WRITTEN PROBLEM:
Go through the listing and pick out each line with the word "relative" in it.

[Begin]

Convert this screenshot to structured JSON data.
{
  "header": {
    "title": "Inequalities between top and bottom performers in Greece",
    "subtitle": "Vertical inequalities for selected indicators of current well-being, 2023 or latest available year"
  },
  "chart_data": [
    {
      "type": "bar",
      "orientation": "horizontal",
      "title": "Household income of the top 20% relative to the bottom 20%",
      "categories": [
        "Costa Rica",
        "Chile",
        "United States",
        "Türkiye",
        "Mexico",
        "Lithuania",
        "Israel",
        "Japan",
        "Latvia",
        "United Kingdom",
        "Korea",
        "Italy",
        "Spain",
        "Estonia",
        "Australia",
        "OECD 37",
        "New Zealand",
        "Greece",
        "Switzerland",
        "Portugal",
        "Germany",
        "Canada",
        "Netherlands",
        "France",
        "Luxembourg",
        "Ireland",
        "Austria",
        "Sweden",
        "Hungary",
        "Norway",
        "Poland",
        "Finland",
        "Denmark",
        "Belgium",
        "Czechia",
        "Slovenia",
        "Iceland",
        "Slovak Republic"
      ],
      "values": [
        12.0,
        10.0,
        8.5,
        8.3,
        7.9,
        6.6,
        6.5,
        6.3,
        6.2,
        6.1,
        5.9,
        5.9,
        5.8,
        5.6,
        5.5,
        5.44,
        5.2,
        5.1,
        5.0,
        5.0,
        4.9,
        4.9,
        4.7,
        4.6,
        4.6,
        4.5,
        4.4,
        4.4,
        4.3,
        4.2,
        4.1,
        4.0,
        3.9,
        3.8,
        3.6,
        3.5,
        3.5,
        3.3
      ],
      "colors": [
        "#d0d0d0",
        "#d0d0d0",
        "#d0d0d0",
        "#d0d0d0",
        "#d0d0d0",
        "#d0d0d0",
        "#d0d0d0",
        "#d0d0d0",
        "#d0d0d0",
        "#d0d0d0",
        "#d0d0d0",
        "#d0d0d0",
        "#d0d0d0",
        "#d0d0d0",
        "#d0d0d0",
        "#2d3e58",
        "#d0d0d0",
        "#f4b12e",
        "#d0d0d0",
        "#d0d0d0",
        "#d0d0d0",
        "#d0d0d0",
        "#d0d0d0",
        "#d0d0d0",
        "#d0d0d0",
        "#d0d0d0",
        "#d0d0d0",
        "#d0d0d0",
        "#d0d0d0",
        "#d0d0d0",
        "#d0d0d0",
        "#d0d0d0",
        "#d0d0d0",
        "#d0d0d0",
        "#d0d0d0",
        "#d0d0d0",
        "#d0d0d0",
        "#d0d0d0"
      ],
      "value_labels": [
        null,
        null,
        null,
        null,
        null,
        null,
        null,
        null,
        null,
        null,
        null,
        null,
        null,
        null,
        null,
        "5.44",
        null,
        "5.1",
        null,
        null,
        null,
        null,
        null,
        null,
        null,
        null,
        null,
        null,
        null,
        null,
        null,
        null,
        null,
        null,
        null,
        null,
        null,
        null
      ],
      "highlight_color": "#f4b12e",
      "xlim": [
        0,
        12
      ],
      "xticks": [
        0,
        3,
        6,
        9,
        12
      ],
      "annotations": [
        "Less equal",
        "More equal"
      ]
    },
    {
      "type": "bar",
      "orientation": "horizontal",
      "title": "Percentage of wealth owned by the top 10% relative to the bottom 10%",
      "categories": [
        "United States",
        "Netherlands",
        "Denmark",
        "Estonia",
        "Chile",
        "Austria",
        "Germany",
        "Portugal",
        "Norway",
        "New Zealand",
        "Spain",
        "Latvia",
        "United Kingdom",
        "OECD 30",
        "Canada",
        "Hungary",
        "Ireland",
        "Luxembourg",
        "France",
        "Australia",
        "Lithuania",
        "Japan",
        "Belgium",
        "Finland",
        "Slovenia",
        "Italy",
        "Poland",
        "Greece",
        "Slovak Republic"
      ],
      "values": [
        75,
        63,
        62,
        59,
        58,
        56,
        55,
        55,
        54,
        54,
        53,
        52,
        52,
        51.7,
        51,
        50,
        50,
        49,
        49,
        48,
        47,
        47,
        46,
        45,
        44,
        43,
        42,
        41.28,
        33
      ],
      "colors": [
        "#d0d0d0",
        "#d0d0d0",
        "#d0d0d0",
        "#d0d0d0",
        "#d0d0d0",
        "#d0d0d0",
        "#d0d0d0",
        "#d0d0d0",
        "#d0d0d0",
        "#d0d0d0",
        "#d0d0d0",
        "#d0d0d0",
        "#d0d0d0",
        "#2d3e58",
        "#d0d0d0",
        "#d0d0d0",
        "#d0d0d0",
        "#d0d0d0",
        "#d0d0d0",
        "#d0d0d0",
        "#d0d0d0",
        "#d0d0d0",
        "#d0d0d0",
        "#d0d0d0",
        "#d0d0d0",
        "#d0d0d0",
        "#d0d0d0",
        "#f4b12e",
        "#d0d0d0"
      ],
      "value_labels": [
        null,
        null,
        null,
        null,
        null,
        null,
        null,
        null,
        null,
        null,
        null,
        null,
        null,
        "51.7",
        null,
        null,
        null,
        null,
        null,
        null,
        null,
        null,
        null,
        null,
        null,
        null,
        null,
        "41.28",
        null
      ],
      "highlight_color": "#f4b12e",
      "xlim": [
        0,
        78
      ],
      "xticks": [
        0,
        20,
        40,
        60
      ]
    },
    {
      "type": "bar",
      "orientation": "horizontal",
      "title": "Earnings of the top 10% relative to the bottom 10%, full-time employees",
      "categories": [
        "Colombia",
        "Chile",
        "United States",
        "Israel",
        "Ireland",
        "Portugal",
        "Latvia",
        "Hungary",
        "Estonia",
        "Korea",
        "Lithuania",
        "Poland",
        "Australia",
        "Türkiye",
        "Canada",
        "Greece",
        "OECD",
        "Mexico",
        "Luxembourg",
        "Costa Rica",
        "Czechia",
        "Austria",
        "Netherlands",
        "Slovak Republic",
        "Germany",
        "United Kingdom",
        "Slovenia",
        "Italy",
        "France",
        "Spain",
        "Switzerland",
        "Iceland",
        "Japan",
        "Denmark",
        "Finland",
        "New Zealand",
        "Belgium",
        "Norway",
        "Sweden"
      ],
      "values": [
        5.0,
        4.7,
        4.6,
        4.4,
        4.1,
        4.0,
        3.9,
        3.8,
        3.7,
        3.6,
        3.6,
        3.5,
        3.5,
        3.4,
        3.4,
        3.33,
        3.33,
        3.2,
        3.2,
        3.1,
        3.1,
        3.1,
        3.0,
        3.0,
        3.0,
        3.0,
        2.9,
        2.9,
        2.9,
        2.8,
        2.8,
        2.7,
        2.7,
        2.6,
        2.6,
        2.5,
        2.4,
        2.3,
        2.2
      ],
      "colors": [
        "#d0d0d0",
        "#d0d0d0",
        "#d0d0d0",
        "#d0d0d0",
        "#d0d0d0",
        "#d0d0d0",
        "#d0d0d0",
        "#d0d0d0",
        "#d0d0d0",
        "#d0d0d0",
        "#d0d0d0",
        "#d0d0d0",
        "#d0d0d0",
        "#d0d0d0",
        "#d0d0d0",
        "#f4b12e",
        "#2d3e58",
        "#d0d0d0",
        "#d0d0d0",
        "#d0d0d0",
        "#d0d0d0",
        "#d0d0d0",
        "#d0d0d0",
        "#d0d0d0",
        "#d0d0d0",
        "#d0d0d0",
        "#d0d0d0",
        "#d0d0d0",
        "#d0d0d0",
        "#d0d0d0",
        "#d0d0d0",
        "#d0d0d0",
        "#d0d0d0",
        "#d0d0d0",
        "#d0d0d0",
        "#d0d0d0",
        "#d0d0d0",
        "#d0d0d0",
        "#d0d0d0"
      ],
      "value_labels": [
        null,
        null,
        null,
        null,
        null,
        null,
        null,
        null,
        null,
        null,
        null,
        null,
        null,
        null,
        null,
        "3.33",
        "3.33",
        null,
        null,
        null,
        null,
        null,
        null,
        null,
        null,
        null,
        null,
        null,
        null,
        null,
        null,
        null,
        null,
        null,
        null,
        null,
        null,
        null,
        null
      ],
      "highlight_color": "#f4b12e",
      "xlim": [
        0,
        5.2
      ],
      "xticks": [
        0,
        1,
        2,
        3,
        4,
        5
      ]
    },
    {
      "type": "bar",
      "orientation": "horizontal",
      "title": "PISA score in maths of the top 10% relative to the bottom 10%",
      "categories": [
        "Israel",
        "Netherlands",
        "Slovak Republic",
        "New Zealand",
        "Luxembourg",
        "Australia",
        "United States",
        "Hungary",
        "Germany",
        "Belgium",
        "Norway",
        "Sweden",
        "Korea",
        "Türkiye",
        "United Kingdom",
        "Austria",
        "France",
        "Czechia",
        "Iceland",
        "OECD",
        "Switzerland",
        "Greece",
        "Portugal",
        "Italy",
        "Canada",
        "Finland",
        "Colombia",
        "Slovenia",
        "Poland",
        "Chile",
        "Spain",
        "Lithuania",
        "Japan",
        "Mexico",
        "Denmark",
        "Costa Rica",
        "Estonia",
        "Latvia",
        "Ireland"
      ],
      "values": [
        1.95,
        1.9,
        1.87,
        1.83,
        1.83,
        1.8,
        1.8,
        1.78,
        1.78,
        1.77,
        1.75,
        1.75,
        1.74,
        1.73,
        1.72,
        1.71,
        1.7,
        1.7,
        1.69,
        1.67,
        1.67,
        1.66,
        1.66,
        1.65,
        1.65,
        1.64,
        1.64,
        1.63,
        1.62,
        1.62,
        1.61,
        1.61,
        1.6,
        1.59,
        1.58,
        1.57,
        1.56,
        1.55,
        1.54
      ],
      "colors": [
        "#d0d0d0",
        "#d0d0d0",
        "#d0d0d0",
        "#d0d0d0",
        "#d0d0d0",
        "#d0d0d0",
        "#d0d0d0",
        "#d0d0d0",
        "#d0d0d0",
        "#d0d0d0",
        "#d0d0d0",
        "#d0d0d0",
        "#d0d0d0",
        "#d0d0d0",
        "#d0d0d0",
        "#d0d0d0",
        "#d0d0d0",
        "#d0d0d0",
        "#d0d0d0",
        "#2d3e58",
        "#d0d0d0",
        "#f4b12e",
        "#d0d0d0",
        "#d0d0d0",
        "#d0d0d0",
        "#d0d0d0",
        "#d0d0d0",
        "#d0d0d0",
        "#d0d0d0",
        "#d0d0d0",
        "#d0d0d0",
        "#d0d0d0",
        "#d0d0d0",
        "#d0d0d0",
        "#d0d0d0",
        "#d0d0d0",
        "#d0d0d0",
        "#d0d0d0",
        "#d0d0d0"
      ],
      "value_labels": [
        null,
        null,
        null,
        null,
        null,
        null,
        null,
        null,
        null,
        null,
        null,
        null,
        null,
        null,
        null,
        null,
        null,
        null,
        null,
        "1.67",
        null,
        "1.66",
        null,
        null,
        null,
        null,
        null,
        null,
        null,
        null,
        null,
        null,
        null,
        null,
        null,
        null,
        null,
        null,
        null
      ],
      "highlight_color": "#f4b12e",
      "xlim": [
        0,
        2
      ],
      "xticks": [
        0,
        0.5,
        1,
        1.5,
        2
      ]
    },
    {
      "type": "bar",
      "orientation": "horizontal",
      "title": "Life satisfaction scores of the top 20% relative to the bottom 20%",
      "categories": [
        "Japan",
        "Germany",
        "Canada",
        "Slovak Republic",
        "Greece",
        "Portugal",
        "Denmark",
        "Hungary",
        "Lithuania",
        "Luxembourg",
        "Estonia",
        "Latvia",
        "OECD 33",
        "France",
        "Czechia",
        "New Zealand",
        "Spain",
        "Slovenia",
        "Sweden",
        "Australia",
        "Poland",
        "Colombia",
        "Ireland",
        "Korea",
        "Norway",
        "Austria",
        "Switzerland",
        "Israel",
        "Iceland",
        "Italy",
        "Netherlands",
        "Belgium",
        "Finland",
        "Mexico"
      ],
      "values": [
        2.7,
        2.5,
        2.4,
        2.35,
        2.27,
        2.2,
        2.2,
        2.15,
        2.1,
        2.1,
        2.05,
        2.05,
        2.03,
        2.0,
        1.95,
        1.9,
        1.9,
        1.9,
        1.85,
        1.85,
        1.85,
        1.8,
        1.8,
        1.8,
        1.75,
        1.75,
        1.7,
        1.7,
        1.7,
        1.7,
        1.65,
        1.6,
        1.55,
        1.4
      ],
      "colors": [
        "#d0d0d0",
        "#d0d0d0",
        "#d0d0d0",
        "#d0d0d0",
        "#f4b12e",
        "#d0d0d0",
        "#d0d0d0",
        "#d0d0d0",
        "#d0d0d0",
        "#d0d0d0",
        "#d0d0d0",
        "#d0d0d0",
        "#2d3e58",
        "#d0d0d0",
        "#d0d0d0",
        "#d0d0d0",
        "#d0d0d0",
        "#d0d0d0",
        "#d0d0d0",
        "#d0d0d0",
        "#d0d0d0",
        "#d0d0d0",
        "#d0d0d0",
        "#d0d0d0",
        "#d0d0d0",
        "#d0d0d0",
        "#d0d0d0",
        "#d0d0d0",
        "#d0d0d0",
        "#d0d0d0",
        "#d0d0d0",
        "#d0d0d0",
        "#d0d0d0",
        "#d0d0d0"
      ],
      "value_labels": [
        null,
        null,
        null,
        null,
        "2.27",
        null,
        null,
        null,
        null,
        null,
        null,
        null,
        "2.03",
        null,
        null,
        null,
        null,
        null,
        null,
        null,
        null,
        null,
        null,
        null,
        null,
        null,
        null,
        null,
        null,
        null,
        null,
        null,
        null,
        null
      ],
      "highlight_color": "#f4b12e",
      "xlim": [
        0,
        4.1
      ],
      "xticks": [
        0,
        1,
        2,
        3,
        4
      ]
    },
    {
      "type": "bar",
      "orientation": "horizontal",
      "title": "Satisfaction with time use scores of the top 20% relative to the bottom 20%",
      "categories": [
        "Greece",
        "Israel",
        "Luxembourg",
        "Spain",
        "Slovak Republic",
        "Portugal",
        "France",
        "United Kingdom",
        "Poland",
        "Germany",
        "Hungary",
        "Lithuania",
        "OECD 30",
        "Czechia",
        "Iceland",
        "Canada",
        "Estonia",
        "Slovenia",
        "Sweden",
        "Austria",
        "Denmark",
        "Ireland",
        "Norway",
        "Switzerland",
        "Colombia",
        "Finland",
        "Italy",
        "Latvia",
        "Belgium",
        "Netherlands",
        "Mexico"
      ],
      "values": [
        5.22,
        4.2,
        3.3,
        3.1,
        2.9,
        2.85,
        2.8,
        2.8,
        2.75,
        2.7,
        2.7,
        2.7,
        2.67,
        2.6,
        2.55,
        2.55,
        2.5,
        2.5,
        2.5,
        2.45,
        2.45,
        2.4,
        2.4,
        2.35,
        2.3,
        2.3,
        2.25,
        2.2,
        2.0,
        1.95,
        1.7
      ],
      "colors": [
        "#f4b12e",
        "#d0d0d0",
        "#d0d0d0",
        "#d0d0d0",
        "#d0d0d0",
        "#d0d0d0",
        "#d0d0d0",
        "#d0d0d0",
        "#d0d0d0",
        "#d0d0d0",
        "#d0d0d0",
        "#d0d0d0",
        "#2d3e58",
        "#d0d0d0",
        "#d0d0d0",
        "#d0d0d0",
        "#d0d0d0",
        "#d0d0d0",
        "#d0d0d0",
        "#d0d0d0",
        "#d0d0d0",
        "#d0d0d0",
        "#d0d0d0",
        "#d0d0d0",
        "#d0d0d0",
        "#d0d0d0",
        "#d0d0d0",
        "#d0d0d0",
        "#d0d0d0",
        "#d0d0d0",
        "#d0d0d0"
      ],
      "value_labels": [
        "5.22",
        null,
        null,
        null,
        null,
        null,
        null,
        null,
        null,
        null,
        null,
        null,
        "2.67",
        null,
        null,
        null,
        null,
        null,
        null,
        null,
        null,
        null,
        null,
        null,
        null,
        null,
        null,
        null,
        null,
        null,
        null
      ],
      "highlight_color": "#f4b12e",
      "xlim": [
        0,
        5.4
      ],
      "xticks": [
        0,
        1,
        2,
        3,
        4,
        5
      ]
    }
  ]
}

[End]

FINISHED TASK:
      "title": "Household income of the top 20% relative to the bottom 20%",
      "title": "Percentage of wealth owned by the top 10% relative to the bottom 10%",
      "title": "Earnings of the top 10% relative to the bottom 10%, full-time employees",
      "title": "PISA score in maths of the top 10% relative to the bottom 10%",
      "title": "Life satisfaction scores of the top 20% relative to the bottom 20%",
      "title": "Satisfaction with time use scores of the top 20% relative to the bottom 20%",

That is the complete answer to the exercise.